* [What is expected]: Reproduce the data below verbatim, from its first line through the line that contains "470, 542, 488]", with both of those lines included.

* [Data records]:
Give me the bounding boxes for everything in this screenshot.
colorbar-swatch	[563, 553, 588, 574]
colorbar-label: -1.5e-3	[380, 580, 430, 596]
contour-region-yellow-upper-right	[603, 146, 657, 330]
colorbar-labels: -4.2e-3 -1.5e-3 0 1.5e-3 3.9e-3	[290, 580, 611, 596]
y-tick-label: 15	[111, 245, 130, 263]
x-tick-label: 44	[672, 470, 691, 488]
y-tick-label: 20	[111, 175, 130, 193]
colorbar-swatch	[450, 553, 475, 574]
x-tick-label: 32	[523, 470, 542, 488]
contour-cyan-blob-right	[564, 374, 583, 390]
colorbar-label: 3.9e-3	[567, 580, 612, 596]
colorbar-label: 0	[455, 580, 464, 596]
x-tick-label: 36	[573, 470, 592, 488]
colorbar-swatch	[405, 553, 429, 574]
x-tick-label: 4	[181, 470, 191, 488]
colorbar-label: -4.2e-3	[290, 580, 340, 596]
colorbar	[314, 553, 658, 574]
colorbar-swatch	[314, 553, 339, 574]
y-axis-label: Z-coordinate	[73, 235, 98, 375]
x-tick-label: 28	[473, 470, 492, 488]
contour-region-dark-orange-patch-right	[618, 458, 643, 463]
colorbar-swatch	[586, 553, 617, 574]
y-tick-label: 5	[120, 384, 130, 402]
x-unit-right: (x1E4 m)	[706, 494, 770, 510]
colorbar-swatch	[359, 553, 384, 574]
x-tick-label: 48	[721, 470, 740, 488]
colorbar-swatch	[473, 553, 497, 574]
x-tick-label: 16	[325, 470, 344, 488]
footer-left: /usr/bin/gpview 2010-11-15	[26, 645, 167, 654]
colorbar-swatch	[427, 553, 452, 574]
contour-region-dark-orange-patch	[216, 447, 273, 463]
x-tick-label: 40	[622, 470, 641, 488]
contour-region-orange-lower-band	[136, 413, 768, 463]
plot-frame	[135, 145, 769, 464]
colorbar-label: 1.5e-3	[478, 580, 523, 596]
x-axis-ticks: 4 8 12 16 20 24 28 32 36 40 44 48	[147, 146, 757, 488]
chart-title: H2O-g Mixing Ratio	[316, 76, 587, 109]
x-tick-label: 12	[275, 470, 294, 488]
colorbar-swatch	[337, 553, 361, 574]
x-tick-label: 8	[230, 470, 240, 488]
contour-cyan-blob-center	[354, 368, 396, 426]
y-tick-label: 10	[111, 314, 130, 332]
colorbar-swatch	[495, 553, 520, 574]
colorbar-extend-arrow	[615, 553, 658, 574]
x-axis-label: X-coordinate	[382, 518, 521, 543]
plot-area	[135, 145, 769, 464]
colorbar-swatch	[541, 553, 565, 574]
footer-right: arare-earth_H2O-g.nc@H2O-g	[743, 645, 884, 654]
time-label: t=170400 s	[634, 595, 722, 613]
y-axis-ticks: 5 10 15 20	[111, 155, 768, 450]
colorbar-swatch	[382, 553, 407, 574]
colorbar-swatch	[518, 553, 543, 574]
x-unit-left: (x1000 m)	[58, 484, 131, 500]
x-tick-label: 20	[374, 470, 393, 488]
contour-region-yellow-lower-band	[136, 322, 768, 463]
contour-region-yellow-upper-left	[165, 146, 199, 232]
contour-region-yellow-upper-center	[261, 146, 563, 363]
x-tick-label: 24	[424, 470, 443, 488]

* [Exercise answer]:
Give me the bounding boxes for everything in this screenshot.
colorbar-swatch	[563, 553, 588, 574]
colorbar-label: -1.5e-3	[380, 580, 430, 596]
contour-region-yellow-upper-right	[603, 146, 657, 330]
colorbar-labels: -4.2e-3 -1.5e-3 0 1.5e-3 3.9e-3	[290, 580, 611, 596]
y-tick-label: 15	[111, 245, 130, 263]
x-tick-label: 44	[672, 470, 691, 488]
y-tick-label: 20	[111, 175, 130, 193]
colorbar-swatch	[450, 553, 475, 574]
x-tick-label: 32	[523, 470, 542, 488]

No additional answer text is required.